→ **Aim of the task**
Filter these entries so that only lines with the word "full" remain.
━━━━━━━━━━━━━━━━━━━━
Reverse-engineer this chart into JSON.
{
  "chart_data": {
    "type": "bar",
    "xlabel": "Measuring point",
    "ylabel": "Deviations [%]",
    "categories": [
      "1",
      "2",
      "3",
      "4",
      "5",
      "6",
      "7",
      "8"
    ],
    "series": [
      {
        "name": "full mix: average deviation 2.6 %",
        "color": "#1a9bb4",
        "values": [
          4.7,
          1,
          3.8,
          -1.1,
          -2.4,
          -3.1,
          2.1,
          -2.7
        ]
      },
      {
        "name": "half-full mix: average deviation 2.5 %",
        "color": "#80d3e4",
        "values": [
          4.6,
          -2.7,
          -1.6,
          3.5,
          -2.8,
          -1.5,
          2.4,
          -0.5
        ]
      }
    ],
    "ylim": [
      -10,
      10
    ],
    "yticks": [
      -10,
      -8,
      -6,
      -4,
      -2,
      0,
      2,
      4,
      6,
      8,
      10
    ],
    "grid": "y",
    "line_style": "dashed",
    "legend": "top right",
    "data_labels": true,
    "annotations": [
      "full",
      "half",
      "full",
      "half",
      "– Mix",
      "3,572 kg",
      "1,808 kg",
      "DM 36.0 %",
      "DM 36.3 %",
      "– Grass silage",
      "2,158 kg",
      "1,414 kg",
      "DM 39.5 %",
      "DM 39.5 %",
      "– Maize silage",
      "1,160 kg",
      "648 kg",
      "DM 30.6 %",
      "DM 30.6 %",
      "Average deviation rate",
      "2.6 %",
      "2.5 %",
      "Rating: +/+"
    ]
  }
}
━━━━━━━━━━━━━━━━━━━━
→ **Written solution**
        "name": "full mix: average deviation 2.6 %",
        "name": "half-full mix: average deviation 2.5 %",
      "full",
      "full",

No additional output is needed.